* TO DO
Work out how many lines hold the string "factors". Give that number and nothing more.

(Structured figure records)
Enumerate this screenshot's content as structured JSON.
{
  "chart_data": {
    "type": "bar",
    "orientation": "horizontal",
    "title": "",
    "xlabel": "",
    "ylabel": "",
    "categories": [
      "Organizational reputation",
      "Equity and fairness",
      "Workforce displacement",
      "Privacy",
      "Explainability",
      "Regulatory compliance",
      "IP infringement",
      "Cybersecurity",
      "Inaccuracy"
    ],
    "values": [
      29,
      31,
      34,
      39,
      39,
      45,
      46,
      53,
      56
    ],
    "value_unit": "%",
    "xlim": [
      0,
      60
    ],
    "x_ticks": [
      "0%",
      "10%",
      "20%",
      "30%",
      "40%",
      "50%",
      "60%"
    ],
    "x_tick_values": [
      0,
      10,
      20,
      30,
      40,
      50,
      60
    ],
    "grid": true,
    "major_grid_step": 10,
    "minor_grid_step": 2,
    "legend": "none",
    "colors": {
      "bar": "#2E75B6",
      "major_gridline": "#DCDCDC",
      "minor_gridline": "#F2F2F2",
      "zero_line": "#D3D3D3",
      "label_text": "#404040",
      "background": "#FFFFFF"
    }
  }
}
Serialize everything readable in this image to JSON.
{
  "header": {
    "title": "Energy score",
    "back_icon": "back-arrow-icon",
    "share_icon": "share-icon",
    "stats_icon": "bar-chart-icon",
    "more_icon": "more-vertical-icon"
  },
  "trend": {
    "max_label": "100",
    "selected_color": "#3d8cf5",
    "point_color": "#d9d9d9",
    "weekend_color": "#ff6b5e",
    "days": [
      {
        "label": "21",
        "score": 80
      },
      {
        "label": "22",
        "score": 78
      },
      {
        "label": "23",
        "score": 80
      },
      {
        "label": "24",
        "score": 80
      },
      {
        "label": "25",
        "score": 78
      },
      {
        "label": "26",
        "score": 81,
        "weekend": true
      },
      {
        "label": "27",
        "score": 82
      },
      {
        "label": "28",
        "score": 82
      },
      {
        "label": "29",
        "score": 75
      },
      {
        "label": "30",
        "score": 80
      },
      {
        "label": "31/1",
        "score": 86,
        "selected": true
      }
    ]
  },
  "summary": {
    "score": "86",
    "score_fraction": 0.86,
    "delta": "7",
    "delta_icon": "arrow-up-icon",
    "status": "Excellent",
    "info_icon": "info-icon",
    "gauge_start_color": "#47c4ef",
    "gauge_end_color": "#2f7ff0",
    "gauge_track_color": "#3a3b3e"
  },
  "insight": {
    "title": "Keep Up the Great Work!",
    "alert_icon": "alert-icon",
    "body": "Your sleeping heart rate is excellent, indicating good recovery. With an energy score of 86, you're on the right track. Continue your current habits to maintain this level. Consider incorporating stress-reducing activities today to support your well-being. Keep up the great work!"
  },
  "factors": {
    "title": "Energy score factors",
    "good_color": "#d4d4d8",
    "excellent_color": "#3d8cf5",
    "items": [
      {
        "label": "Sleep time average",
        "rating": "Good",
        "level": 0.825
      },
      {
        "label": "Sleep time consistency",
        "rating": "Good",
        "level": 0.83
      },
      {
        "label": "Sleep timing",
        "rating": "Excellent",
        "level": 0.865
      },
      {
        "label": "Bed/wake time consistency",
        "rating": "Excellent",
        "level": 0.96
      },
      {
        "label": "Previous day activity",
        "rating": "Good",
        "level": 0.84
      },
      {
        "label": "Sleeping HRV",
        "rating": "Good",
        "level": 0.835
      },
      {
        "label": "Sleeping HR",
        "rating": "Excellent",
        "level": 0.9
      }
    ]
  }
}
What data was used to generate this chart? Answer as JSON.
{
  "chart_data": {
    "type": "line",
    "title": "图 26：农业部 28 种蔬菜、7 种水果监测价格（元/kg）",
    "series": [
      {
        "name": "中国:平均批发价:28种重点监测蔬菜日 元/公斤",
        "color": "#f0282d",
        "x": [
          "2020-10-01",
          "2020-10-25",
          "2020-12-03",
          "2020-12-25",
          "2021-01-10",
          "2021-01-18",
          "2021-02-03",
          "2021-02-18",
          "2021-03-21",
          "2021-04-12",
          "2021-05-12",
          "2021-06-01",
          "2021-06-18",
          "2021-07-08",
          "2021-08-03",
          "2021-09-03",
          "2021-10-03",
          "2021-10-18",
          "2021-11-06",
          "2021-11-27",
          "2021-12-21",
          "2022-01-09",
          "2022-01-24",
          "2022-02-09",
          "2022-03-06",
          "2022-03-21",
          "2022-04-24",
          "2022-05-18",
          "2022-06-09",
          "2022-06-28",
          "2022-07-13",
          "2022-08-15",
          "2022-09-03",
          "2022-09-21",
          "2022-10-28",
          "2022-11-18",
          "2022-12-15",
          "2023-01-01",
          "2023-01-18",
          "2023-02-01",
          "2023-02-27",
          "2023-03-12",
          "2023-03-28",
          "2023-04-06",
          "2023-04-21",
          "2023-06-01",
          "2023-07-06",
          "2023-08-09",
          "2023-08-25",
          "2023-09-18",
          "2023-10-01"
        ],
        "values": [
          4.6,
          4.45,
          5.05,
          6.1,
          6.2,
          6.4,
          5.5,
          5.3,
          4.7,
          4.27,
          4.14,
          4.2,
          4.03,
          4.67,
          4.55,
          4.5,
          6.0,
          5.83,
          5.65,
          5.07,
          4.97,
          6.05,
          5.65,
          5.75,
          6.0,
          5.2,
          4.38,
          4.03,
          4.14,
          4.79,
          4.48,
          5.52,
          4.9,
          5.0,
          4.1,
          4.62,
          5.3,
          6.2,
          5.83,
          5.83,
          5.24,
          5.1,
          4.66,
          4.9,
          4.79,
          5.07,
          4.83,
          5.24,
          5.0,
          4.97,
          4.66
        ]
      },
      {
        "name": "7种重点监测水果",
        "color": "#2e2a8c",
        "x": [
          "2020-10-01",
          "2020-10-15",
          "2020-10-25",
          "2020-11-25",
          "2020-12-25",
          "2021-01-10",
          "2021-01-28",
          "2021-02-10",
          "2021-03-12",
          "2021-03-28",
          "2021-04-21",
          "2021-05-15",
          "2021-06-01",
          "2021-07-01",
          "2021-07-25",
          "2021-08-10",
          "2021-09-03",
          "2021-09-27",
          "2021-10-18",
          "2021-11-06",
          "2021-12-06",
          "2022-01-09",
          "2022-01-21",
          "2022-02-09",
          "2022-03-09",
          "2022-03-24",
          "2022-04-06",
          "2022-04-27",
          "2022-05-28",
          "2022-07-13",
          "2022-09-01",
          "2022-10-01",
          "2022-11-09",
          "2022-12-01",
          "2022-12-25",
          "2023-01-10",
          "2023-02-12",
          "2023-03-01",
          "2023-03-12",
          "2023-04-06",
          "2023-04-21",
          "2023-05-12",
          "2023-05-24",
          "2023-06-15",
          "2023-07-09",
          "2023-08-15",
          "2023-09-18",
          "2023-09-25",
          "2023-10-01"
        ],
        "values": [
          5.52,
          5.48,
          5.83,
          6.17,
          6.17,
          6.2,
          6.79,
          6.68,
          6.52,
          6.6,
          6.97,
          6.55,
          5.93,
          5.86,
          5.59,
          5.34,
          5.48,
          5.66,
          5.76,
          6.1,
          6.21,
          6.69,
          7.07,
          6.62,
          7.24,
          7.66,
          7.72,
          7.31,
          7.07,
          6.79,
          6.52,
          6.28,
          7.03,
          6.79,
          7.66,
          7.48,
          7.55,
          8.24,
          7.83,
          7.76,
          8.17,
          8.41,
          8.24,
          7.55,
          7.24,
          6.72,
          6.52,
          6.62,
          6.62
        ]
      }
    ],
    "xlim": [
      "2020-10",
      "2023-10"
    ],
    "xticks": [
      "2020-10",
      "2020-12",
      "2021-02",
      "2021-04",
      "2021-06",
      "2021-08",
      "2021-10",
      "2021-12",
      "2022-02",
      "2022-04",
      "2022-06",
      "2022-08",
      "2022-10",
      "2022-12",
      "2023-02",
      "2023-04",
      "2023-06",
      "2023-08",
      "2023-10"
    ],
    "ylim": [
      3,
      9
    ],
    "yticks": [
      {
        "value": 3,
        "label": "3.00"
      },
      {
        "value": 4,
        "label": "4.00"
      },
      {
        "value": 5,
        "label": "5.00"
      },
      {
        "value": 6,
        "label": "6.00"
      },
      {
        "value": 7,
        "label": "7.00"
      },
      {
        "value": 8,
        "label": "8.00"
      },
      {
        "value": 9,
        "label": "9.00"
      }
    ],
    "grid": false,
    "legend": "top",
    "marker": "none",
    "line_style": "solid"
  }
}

* WORKED SOLUTION
2